Required task: Find the lines holding the string "Housing" in the data, then copy all of them.
╭─ Exercise material
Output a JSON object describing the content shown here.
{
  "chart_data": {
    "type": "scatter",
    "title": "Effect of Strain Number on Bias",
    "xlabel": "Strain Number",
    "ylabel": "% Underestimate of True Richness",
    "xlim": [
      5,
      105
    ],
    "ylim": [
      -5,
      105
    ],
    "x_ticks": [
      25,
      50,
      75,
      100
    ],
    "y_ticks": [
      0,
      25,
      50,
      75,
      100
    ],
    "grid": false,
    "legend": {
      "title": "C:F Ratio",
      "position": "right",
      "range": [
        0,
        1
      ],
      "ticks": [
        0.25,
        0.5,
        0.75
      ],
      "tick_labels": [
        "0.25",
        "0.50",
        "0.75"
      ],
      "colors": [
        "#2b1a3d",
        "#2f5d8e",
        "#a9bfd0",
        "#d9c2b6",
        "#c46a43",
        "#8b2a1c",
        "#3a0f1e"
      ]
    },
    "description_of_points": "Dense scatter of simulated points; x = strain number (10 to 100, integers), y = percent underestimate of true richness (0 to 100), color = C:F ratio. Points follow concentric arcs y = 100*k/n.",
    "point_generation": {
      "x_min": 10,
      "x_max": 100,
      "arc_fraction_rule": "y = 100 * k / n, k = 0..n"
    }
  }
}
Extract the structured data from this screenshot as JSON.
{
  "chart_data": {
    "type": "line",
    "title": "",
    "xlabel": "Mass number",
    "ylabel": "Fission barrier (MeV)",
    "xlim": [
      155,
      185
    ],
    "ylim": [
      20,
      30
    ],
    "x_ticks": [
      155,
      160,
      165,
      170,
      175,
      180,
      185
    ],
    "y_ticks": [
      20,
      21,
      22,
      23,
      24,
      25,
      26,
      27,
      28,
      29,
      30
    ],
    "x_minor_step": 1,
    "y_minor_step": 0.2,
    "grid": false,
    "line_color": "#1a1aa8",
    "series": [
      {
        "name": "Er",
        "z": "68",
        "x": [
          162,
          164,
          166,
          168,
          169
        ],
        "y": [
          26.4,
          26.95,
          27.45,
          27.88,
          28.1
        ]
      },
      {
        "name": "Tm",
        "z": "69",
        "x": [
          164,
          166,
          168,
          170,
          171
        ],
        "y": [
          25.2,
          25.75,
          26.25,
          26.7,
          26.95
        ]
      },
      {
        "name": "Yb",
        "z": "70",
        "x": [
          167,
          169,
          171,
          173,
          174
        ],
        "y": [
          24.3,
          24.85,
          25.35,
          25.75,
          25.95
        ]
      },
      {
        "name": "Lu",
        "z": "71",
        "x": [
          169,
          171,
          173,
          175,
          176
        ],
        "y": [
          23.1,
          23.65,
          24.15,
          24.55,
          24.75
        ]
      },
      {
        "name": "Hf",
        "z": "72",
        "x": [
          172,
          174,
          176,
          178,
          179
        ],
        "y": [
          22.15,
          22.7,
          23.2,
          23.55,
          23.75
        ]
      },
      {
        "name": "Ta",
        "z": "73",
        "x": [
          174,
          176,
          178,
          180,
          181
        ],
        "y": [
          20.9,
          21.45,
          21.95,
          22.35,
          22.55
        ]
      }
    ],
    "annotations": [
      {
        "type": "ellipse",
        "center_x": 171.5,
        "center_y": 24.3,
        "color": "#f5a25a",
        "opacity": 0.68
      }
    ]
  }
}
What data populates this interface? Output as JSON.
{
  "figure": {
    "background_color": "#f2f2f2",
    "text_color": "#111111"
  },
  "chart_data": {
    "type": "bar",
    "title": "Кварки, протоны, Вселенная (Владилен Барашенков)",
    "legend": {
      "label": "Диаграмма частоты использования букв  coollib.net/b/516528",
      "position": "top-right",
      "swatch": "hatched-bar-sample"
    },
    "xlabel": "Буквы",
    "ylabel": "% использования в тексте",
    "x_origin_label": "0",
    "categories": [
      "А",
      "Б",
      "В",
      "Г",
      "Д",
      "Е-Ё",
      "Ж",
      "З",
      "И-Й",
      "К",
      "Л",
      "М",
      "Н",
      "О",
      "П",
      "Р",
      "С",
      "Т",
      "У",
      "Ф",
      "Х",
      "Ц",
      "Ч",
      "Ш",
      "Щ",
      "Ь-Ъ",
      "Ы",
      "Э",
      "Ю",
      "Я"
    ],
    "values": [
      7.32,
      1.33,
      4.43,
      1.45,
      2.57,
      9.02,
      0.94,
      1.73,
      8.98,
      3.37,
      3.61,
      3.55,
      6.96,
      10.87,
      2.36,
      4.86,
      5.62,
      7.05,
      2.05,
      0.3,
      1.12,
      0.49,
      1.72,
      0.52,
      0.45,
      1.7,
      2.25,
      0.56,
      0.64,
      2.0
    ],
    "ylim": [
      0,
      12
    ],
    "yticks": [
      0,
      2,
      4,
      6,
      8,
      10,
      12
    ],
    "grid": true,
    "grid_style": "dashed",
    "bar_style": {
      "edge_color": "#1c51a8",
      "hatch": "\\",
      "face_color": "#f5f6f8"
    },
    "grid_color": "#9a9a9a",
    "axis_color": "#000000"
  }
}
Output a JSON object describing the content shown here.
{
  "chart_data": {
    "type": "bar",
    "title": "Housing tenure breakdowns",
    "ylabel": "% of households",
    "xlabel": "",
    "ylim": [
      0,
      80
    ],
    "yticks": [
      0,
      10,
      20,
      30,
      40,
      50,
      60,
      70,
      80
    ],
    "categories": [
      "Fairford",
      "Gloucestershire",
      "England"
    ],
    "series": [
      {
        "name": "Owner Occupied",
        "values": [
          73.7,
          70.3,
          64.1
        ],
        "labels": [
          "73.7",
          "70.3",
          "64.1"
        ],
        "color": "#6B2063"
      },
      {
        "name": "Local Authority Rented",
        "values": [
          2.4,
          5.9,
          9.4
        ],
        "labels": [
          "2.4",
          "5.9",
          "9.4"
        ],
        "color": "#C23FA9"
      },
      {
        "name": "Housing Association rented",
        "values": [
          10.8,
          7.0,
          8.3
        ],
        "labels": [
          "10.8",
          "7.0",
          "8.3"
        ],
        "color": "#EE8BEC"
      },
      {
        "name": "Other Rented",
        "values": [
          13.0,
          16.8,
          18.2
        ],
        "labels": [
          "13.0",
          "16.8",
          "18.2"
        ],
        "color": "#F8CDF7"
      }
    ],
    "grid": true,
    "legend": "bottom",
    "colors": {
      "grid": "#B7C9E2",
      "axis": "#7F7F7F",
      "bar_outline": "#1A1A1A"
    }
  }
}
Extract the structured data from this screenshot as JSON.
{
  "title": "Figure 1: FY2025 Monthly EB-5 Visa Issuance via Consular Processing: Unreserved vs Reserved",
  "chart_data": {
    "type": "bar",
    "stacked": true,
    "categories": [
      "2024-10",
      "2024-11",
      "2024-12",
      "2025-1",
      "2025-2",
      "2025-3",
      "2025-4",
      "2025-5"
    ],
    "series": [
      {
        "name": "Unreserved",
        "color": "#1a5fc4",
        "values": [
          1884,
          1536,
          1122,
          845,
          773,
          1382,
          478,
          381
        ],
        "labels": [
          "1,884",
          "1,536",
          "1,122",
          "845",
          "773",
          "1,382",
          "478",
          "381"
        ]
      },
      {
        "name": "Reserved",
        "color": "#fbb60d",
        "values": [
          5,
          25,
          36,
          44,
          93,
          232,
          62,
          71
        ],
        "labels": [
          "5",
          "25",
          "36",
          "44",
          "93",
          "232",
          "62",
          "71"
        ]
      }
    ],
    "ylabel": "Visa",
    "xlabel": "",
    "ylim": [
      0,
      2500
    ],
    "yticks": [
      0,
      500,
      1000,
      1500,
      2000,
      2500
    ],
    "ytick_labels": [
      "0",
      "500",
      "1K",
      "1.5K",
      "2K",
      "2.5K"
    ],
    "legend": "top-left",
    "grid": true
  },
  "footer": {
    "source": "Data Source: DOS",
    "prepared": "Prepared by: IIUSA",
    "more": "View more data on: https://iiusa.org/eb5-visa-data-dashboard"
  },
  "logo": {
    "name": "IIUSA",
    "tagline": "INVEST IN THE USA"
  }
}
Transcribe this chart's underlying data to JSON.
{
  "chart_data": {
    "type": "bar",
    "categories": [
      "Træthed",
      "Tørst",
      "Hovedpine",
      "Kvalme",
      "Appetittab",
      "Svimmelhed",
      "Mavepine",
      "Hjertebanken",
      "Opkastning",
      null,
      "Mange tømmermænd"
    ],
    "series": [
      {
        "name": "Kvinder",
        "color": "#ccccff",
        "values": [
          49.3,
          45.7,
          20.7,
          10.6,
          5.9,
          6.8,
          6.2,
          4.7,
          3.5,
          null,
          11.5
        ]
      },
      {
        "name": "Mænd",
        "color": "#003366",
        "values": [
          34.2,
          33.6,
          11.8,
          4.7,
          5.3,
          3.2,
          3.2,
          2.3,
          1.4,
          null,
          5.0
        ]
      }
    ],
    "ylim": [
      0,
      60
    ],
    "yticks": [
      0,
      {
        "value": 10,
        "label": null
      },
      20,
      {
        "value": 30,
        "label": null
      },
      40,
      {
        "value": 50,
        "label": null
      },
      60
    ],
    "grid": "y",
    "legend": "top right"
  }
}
╰─
Correct output:
    "title": "Housing tenure breakdowns",
        "name": "Housing Association rented",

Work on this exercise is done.